### Your objective
Look through the entries below and report how many lines hold the string "Xiang". Only the number is wanted.

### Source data
+---+

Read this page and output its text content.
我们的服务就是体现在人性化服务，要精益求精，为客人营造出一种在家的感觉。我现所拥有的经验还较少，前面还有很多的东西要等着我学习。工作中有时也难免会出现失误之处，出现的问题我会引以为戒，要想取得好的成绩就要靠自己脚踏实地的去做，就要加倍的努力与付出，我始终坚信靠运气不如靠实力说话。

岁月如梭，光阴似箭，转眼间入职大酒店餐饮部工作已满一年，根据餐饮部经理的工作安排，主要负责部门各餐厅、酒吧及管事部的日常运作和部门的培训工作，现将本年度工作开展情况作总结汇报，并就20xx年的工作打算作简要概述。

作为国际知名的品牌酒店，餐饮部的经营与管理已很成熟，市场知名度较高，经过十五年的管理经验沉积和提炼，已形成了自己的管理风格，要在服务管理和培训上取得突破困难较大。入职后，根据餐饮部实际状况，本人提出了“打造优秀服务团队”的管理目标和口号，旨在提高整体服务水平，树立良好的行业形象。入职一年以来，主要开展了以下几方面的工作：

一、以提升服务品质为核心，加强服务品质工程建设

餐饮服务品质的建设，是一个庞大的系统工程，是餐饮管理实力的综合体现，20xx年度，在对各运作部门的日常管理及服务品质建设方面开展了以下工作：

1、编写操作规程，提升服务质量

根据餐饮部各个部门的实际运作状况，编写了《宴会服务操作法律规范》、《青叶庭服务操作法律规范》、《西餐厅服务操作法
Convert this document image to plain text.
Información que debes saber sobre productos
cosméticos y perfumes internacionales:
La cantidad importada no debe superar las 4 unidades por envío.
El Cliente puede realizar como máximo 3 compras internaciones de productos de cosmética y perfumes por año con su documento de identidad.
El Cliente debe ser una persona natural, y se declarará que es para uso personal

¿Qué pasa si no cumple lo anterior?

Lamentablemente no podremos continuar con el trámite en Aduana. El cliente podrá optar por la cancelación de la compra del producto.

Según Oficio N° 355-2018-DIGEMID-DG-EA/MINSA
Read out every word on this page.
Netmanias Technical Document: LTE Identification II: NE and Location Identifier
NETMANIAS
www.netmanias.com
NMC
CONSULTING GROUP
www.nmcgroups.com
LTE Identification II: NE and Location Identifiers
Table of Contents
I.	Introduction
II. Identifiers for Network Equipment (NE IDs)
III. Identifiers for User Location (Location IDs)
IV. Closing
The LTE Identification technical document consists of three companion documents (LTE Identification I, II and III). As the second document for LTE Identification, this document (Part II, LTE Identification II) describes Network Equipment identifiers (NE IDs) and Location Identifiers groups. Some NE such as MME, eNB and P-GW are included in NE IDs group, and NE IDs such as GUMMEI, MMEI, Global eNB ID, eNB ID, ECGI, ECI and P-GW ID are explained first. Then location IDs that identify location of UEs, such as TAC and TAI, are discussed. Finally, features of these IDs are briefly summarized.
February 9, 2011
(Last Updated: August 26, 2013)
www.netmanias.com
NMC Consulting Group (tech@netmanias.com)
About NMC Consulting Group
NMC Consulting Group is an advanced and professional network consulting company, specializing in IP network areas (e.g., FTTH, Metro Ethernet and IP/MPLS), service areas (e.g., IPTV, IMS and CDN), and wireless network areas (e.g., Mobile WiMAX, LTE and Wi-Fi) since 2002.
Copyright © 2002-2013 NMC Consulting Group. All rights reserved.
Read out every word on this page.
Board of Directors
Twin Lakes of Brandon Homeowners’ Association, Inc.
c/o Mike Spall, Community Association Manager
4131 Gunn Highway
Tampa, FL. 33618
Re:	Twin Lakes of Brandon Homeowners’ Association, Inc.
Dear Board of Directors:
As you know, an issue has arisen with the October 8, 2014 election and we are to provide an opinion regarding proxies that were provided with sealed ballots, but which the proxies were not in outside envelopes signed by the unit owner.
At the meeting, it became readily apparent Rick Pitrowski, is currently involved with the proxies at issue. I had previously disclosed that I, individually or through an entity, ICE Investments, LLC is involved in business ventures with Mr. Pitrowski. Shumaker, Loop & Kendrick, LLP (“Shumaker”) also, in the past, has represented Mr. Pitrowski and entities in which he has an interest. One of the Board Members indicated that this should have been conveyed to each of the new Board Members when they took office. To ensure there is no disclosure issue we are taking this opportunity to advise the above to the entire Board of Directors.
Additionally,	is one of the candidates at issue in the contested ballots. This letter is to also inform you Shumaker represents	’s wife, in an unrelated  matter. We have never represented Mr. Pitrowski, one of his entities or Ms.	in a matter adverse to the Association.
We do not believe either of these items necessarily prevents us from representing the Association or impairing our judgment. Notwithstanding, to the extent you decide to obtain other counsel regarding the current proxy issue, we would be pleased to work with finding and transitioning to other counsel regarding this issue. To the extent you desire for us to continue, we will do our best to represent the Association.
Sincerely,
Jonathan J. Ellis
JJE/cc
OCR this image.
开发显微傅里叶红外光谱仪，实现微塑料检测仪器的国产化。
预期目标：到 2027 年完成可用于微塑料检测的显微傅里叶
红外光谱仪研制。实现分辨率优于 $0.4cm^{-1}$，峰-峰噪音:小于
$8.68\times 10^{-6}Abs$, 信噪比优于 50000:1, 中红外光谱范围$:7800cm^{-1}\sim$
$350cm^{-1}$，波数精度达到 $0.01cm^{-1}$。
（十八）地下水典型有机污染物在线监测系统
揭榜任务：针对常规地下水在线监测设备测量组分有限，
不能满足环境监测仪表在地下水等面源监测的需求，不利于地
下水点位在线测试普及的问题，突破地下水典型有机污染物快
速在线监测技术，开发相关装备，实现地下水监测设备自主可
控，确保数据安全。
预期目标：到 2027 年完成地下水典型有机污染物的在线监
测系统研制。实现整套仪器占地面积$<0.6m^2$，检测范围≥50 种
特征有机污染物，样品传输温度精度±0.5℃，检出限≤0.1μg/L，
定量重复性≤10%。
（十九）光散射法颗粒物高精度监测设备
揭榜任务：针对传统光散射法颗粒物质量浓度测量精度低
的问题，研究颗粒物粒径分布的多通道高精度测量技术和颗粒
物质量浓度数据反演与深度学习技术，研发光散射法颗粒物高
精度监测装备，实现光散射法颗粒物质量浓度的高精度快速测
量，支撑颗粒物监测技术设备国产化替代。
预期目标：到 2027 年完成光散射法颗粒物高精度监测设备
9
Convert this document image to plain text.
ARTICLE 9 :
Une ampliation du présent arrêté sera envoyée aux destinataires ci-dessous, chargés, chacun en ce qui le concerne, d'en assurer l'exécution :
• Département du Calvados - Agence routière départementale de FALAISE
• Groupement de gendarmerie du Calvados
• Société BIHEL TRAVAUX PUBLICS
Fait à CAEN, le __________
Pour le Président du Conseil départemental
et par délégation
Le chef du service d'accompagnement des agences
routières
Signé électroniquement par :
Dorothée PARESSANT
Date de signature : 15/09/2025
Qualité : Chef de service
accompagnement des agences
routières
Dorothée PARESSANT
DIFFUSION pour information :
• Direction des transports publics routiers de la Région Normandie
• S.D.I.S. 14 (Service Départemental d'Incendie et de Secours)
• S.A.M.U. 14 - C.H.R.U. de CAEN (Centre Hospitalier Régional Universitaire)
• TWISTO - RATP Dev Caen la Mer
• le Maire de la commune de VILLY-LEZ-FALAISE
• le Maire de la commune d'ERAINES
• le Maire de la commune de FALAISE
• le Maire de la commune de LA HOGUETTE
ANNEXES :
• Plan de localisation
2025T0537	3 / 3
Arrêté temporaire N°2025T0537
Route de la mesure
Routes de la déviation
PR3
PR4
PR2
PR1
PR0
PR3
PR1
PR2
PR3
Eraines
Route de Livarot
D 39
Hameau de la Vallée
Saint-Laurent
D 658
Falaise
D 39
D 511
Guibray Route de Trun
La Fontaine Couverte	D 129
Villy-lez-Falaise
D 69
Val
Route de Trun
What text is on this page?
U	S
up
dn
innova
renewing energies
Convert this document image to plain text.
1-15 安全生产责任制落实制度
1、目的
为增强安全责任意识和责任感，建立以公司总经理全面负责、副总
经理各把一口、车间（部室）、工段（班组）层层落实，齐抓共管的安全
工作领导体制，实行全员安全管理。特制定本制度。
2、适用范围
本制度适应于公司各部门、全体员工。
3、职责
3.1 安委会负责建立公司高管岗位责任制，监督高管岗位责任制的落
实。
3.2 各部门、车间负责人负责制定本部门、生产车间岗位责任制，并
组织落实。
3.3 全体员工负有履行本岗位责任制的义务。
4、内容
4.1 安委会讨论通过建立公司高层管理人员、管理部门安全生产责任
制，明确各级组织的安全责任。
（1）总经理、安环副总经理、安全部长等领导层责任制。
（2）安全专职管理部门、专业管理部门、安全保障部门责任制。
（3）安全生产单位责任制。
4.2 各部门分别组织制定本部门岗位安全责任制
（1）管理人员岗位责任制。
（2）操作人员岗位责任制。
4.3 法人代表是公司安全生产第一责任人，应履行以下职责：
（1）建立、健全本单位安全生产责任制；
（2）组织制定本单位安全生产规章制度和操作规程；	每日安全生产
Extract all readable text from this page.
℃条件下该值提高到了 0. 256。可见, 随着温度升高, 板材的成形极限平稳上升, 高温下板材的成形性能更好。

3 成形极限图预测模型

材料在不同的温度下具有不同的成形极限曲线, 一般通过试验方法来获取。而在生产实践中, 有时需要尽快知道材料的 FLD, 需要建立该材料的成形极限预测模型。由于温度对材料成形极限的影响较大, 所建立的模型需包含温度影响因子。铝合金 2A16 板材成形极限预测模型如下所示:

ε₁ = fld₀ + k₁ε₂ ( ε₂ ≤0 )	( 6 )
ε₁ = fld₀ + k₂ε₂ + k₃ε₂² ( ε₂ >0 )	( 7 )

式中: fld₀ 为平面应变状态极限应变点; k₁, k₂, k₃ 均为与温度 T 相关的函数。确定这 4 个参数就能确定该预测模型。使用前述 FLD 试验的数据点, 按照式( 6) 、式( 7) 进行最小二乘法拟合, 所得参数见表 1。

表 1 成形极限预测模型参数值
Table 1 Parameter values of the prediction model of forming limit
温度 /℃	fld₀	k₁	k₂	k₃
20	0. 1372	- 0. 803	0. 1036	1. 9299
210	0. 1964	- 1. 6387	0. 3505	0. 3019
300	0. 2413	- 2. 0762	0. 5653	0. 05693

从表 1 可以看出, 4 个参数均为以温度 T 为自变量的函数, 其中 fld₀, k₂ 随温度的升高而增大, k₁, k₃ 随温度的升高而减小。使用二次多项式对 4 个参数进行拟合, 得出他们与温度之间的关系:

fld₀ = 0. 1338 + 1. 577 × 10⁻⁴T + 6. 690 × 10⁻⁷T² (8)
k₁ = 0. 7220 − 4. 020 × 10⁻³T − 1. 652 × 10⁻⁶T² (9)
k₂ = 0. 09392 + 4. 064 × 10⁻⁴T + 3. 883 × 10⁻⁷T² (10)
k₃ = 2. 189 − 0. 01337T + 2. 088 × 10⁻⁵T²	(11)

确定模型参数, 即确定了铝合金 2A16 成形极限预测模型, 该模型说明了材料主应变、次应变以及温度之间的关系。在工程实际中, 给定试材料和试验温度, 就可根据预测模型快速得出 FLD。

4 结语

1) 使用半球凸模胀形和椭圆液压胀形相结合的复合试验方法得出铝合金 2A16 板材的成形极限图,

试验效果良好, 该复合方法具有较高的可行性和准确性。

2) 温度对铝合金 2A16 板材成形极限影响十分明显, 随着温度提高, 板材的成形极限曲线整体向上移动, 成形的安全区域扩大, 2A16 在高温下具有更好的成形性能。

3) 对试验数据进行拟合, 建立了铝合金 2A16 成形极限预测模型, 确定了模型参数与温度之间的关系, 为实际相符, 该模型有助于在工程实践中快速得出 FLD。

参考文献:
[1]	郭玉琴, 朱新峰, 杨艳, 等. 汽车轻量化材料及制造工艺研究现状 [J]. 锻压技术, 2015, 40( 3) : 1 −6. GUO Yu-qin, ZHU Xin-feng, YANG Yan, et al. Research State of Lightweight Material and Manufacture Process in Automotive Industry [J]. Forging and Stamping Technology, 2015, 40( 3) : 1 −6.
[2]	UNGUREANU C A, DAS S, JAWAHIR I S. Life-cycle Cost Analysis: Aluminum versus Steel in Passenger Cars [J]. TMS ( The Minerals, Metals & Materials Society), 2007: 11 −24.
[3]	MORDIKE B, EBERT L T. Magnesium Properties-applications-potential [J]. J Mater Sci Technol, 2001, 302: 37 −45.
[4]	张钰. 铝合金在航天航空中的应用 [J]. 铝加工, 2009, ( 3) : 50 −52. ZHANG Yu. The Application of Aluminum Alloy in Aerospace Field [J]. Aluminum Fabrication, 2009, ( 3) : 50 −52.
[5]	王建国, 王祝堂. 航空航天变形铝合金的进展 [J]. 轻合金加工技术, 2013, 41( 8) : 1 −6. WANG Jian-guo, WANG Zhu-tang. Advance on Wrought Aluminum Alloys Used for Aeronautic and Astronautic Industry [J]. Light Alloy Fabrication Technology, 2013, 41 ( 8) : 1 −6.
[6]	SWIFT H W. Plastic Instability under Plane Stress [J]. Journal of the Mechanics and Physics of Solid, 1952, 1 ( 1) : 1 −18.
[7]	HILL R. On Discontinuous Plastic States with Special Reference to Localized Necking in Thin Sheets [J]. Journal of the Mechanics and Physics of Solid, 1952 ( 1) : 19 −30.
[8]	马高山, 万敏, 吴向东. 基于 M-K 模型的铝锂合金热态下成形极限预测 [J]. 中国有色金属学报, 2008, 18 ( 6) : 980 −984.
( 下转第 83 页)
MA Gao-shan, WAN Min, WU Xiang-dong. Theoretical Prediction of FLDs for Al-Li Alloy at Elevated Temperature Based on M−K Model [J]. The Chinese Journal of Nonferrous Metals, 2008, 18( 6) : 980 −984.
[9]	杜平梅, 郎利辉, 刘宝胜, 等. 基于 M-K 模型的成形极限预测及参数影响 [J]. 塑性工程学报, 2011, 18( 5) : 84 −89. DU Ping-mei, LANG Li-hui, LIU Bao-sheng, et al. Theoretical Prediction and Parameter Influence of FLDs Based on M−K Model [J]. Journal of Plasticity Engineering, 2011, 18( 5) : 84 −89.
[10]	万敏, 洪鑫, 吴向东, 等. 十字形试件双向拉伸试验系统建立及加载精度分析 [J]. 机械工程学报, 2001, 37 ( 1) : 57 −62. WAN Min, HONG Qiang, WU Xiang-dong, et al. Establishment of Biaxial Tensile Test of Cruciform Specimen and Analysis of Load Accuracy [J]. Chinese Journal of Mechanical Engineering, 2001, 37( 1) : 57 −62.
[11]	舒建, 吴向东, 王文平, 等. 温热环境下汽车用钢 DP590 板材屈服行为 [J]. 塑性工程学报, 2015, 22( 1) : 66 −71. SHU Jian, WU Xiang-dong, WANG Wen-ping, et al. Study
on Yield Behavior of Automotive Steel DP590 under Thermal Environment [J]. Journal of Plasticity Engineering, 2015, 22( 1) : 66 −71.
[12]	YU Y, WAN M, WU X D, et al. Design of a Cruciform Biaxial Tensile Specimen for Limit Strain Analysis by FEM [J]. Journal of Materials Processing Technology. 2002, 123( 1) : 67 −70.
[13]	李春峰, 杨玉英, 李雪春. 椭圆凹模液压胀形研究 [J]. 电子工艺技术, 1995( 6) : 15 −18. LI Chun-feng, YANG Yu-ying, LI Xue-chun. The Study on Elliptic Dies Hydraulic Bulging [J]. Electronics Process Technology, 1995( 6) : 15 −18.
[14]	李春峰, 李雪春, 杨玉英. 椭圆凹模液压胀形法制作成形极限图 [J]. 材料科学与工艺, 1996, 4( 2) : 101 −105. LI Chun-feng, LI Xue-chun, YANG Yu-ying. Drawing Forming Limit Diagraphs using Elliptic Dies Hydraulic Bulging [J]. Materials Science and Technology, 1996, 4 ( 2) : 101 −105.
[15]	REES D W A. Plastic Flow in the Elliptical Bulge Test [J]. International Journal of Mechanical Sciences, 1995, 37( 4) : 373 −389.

+---+

### Answer to the problem
3